TEXT PROVIDED:
=== Begin Enclosure ===

    I will include better version support (probably to os 13).
  - trvr 1 day ago
    Hence why I'm asking why it requires it. Trying to hold off as long as I can!
thedangler 1 day ago
Any way to access this with python so I can use it programmatically?
[-]
- rezivor 1 day ago
  This isn't run using Python, but also no
re 1 day ago
What libraries/models is this built on?
tempodox 1 day ago
Too bad it requires that unspeakable abomination macOS 26. No can do.
brokensegue 1 day ago
Word level timestamps?
[-]
- rezivor 1 day ago
  Ah, I think you're asking if a user can, when wanting timestamps, if they can further edit the output to be by word? Currently set around each sentence (2-5s) --- But that is absolutely doable and that’s a great idea - On the next update (~3-4wks) I’ll definitely include the ability to control that.

=== End Enclosure ===

EXTRACTED MATERIAL:
=== Begin Enclosure ===

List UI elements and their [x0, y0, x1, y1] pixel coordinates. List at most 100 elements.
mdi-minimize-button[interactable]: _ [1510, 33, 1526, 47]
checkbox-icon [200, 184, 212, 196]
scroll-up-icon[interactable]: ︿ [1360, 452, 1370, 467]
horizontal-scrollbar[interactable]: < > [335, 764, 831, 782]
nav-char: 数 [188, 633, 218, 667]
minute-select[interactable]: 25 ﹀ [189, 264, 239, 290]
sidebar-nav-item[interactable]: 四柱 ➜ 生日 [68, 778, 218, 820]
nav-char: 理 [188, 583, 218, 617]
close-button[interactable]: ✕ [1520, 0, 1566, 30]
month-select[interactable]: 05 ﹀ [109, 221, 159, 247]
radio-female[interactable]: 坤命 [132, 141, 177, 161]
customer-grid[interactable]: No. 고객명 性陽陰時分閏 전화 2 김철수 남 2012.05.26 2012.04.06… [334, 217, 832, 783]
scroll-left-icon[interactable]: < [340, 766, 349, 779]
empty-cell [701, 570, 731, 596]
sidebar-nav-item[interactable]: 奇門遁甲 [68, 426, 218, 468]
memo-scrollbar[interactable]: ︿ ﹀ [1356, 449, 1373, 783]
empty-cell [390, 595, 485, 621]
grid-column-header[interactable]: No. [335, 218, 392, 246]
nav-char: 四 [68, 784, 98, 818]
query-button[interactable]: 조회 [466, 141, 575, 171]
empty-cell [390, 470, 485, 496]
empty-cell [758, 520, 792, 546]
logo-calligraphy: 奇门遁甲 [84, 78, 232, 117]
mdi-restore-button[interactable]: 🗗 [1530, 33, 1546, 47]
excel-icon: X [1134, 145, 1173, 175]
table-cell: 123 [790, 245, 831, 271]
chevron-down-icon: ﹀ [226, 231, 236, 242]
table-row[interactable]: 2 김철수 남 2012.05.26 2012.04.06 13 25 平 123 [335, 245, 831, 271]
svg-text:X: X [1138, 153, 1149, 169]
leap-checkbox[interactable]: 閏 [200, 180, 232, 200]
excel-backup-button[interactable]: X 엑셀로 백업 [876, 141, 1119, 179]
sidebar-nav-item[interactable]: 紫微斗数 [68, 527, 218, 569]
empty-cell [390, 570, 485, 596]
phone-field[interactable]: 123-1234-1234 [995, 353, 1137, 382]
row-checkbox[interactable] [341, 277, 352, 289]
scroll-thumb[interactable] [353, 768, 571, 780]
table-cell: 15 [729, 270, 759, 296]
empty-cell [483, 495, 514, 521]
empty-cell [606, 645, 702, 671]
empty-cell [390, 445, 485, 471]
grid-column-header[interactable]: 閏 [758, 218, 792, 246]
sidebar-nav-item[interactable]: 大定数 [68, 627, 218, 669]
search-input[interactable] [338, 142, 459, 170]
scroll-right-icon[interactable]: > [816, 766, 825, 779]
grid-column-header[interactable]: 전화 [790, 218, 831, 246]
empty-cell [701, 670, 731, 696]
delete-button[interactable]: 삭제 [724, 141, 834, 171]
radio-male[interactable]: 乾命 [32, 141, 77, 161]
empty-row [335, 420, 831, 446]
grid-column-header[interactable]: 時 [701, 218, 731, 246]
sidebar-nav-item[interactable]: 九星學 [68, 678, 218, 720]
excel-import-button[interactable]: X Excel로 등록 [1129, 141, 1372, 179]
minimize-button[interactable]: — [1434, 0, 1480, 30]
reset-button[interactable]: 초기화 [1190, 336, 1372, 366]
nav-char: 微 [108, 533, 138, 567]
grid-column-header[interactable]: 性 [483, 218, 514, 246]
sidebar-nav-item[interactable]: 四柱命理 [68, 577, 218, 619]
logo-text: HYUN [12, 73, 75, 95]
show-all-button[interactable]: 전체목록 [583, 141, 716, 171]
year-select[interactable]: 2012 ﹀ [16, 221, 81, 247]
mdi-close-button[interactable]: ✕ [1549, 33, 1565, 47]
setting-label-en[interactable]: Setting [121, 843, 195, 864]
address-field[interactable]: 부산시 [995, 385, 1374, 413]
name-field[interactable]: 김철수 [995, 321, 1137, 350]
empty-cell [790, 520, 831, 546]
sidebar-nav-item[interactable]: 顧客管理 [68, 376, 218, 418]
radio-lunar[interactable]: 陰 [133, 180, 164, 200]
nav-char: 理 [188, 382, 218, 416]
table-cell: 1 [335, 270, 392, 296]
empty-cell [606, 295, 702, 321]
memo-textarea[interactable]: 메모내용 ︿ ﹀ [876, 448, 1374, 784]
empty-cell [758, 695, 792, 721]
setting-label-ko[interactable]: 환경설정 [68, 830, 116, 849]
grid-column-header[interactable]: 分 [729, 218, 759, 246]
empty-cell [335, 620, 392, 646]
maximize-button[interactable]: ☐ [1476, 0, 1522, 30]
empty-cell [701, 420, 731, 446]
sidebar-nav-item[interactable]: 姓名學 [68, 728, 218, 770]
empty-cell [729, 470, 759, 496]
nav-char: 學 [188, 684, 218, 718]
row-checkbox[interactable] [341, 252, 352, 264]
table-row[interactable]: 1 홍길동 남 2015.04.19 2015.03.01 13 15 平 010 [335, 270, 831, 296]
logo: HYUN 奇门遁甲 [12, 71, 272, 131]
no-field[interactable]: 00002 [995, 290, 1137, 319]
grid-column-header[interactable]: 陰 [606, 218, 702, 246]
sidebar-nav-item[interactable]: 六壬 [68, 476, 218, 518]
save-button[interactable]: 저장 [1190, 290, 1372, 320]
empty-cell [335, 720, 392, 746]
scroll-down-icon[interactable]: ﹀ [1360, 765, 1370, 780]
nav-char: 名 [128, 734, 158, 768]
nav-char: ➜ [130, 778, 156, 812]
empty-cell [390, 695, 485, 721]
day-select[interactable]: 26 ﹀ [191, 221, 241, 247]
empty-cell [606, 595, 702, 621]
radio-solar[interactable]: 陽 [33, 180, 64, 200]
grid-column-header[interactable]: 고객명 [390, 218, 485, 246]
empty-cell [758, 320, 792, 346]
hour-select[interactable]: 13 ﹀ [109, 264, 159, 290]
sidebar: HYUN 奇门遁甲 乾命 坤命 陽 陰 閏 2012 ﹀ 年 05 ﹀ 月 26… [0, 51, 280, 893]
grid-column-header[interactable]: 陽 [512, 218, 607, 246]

=== End Enclosure ===

REQUIRED ACTION A:
Could you turn the reply that begins "Ah, I think you're asking" in the forum thread above into a short list of its main points?
REQUIRED ACTION B:
Would you pick up the forum thread above about the app that requires macOS 26 and continue it after its last comment?

ANSWER SECTION A:
- The question is read as asking whether users who want timestamps can set them by word.
- Timestamps are currently placed around each sentence (2-5s).
- Word-level timestamps are doable and a great idea.
- The next update (about 3-4 weeks away) will include the ability to control this.

ANSWER SECTION B:
- rezivor 1 day ago
  Can you clarify your question
  [-]
  - qwertytyyuu 1 day ago
    I think they are trying to do something like select a word in the transcript and be take straight to the point in the video that said word was spoken
constantinum 1 day ago
I sort of use SuperWhisper, it is sort of good. https://superwhisper.com/
dang 1 day ago
[stub for offtopicness]
[-]
- rezivor 1 day ago
  Due to overwhelming response,
  https://iili.io/KkoKBCx.png
  I have change the bg color
- heystefan 1 day ago
  Seems like a great app, but I have to ask:
  https://scriberpro.cc/about/ Are you trolling people with this page's design? Unreadable colors AND a wobble effect? :D
  [-]
  - bazzargh 1 day ago
    Also, disabling scrolling and using swipe for sections instead _at a font size that causes text to overflow_, depending on phone screen size, meaning a bunch of the site is _literally_ unreadable, since it's off the screen with no way to get there.
  - qwertytyyuu 1 day ago
    reading on drugs simulator?
  - rezivor 1 day ago
    I honestly thought it would be nothing more than a fun little easter egg, Red was a bold choice I admit. ! I will making a css update soon
    [-]
    - coldtea 1 day ago
      They also mean the 3D effect (and there's also a blur one)
- Oras 1 day ago
  The landing page is difficult to read due to the strong red background.
  [-]
  - rezivor 1 day ago
    Thank you. I have heard this : P - It will change soon.
    [-]
    - ta1243 1 day ago
      I learned this as a young developer writing status pages. I had a colour-blind colleague, so text on green/yellow/red.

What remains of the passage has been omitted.